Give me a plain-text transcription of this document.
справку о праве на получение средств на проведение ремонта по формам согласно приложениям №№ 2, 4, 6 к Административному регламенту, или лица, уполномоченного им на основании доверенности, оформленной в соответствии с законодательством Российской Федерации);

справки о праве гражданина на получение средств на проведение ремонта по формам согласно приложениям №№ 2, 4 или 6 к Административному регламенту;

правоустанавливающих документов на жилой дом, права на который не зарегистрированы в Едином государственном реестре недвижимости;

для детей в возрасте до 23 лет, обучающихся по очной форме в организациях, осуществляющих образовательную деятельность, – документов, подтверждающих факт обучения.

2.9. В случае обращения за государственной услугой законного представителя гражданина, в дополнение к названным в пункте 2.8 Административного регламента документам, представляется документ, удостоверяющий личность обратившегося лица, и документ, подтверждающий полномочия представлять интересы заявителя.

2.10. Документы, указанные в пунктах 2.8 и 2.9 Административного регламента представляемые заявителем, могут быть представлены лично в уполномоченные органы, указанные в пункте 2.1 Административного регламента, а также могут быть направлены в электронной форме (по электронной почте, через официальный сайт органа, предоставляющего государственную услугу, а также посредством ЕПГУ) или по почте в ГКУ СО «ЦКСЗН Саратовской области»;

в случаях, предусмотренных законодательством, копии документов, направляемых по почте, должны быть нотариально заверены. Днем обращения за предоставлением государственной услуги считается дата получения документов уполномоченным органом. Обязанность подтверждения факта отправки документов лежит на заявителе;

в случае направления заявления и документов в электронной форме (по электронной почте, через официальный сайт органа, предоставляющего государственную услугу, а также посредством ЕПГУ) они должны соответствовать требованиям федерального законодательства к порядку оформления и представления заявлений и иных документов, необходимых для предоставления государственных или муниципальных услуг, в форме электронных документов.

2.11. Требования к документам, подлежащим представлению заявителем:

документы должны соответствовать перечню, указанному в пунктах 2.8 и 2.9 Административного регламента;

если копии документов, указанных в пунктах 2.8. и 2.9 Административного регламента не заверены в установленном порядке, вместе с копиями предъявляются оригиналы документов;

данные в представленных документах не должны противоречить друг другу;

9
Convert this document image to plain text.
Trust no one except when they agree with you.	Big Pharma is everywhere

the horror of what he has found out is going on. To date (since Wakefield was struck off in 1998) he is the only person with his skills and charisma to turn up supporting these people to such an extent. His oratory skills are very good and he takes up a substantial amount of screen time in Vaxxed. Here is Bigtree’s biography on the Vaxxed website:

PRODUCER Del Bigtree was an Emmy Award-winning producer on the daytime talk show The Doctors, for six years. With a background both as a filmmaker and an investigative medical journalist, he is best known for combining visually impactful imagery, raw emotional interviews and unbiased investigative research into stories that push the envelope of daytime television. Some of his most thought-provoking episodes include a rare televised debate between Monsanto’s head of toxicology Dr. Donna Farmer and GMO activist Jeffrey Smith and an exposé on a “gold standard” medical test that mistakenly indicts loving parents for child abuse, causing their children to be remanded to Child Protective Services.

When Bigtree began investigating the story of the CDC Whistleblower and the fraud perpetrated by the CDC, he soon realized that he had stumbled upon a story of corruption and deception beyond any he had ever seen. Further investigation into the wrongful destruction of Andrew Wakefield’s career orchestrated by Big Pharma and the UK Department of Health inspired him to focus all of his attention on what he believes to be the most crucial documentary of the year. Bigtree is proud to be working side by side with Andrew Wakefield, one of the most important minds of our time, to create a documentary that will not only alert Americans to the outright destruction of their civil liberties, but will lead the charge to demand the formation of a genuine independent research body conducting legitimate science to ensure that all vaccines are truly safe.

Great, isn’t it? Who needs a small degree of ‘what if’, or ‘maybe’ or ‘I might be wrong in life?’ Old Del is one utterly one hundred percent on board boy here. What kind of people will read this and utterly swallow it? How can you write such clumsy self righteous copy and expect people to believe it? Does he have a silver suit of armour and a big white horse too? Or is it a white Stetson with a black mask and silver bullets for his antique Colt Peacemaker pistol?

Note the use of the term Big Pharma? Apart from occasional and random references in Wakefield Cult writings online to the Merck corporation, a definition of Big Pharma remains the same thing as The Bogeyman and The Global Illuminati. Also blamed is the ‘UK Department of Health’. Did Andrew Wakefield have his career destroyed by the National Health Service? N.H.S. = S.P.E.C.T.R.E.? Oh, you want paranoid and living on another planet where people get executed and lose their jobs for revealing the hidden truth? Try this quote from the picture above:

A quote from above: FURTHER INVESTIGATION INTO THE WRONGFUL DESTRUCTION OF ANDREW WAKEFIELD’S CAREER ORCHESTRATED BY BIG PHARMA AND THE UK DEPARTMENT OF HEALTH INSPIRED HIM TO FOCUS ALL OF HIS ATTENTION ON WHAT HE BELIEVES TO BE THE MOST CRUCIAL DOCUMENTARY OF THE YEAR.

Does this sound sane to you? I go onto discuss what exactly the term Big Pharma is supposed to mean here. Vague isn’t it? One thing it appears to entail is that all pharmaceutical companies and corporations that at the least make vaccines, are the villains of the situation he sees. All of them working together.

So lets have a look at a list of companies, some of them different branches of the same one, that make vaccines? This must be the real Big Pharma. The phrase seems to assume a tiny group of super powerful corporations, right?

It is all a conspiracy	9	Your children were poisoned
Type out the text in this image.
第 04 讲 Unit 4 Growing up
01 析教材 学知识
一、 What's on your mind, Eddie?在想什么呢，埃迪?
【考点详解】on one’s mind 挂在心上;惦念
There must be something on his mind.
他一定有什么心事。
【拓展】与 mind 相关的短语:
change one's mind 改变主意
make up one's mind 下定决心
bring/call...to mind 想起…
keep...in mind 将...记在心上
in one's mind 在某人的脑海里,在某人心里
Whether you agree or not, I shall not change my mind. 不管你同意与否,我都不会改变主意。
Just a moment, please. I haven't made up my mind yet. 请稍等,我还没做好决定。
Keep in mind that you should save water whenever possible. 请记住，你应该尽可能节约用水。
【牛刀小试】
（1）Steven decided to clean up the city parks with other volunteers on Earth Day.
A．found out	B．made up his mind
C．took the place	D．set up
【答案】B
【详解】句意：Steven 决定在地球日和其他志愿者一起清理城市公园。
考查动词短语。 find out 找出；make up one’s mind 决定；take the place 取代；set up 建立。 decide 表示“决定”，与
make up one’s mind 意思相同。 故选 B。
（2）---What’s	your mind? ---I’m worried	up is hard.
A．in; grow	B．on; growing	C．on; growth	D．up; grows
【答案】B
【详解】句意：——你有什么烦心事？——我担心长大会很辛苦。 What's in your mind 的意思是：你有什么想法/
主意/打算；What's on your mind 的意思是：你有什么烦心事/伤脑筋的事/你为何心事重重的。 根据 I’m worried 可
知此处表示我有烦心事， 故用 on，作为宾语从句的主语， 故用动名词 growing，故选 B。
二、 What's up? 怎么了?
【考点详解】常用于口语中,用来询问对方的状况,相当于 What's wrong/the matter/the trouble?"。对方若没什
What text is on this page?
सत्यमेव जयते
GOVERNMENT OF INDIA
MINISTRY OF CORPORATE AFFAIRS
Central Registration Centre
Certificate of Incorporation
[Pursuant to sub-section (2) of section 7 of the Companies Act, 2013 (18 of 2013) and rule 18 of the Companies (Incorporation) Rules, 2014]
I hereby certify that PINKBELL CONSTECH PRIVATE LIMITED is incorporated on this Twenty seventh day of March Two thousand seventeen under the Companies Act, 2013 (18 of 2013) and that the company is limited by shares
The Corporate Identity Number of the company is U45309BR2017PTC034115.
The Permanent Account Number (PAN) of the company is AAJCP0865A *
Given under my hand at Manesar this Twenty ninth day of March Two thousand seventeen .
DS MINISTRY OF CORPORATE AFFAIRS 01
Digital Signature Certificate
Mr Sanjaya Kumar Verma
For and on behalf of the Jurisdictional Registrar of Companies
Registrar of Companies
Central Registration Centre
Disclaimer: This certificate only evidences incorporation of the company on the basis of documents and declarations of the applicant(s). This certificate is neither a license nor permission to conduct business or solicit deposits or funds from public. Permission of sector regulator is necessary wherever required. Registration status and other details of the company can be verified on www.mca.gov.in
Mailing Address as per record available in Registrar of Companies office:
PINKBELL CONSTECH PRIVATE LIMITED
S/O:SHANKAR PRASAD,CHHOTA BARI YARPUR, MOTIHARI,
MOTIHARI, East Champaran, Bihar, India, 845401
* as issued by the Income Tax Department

• [WHAT IS ASKED]
Search the listing for the word "seventeen" and return each line that holds it.

• [WRITTEN ANSWER]
I hereby certify that PINKBELL CONSTECH PRIVATE LIMITED is incorporated on this Twenty seventh day of March Two thousand seventeen under the Companies Act, 2013 (18 of 2013) and that the company is limited by shares
Given under my hand at Manesar this Twenty ninth day of March Two thousand seventeen .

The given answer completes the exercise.